**TASK DETAILS:** Check each line of the listing, and copy it if it contains the word "исследования".

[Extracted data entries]
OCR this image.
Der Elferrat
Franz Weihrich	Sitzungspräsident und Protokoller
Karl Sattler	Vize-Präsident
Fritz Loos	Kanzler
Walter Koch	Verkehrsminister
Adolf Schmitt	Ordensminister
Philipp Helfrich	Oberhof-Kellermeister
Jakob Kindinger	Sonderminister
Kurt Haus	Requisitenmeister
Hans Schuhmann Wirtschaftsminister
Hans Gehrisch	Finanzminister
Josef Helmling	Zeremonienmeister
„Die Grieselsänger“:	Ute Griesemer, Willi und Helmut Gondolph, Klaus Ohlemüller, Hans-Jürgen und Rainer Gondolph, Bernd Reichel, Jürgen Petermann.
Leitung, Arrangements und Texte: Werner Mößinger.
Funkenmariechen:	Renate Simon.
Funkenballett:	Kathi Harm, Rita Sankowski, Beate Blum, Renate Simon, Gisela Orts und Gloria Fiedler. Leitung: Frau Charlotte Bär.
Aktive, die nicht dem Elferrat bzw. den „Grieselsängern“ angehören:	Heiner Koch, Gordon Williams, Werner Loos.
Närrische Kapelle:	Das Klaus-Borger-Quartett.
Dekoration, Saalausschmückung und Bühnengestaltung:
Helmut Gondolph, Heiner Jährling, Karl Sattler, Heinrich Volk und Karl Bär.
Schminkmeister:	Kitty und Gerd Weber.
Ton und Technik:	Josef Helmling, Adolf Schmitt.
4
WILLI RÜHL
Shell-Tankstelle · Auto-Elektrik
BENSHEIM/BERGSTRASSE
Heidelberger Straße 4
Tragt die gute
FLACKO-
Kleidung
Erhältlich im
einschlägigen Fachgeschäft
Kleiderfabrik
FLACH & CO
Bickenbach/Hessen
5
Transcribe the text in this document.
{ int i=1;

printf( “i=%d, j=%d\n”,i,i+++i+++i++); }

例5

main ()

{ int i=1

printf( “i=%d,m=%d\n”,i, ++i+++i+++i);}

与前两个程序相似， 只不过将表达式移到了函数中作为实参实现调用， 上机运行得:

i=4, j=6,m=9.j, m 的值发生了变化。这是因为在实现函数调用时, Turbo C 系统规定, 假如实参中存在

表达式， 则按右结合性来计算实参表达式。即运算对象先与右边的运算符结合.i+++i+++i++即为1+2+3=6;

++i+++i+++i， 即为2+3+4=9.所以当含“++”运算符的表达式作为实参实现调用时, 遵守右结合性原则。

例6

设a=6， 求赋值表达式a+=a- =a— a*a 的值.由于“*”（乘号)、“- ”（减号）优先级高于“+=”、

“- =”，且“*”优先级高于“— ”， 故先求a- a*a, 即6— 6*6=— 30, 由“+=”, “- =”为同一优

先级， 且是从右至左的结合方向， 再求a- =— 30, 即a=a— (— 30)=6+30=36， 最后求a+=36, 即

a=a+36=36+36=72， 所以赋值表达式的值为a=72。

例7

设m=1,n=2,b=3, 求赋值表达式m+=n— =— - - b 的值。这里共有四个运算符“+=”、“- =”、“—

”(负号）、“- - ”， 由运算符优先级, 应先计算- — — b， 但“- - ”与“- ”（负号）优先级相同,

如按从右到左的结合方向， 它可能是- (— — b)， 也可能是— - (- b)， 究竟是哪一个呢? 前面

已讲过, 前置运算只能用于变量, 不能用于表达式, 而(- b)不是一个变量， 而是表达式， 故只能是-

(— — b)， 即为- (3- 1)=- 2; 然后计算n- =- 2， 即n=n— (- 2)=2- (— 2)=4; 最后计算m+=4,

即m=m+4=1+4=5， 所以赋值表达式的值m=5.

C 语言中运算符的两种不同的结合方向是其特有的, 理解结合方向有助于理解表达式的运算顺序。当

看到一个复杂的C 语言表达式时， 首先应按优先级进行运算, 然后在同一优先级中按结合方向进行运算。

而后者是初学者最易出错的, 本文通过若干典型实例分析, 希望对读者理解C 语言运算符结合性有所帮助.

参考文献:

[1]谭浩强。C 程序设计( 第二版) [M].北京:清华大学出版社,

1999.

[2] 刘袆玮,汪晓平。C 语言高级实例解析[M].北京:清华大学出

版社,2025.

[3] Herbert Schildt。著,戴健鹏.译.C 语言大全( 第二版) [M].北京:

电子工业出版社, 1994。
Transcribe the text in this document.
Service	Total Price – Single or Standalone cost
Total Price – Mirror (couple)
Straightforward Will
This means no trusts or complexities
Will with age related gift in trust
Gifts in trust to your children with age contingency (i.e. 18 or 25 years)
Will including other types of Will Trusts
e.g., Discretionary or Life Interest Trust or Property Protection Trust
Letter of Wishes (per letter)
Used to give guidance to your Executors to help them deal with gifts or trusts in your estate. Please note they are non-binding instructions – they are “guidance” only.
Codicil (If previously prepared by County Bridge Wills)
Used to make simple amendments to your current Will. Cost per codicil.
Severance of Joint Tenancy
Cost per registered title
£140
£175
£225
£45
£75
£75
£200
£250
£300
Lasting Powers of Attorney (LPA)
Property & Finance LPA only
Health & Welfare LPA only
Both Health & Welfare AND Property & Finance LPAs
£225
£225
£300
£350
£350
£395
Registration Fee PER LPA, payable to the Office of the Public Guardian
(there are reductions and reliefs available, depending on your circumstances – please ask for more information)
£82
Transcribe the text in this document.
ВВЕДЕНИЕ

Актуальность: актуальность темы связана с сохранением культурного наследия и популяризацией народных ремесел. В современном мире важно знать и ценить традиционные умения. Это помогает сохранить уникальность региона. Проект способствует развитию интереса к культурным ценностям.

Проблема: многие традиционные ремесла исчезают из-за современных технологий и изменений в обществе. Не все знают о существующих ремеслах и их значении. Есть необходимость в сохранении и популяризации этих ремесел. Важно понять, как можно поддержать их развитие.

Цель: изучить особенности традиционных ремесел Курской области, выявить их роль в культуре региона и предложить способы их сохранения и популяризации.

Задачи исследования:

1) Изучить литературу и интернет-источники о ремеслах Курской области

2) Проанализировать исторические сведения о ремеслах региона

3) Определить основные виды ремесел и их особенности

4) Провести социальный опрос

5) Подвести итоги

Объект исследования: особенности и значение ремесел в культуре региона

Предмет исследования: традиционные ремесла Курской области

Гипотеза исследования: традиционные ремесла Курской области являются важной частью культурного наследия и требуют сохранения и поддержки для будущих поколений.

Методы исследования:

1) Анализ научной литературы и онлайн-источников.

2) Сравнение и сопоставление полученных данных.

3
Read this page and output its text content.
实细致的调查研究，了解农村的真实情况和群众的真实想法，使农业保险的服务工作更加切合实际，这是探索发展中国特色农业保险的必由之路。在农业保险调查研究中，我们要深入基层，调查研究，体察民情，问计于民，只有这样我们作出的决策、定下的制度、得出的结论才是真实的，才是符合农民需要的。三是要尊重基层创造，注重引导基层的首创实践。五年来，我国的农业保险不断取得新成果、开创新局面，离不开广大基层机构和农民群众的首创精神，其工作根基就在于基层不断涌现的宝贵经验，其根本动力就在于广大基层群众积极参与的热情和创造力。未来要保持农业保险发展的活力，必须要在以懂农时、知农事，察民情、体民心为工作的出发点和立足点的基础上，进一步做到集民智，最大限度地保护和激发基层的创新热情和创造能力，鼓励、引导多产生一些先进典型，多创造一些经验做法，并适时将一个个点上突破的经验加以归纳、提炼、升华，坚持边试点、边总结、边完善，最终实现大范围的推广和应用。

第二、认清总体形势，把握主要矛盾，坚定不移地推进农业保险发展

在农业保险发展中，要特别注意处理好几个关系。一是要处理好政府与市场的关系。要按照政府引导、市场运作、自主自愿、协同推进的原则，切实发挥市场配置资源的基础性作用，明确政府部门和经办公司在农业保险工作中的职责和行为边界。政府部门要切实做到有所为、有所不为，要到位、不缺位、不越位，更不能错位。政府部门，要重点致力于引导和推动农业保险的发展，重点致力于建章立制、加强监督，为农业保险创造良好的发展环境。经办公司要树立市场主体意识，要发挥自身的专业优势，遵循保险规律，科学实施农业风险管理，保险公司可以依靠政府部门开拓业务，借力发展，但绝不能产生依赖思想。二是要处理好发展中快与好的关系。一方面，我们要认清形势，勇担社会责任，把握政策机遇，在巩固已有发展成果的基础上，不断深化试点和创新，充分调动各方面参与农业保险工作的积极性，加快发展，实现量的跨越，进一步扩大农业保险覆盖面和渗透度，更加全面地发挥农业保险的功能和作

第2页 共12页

**IN RESPONSE:**
Задачи исследования:
Объект исследования: особенности и значение ремесел в культуре региона
Предмет исследования: традиционные ремесла Курской области
Гипотеза исследования: традиционные ремесла Курской области являются важной частью культурного наследия и требуют сохранения и поддержки для будущих поколений.
Методы исследования:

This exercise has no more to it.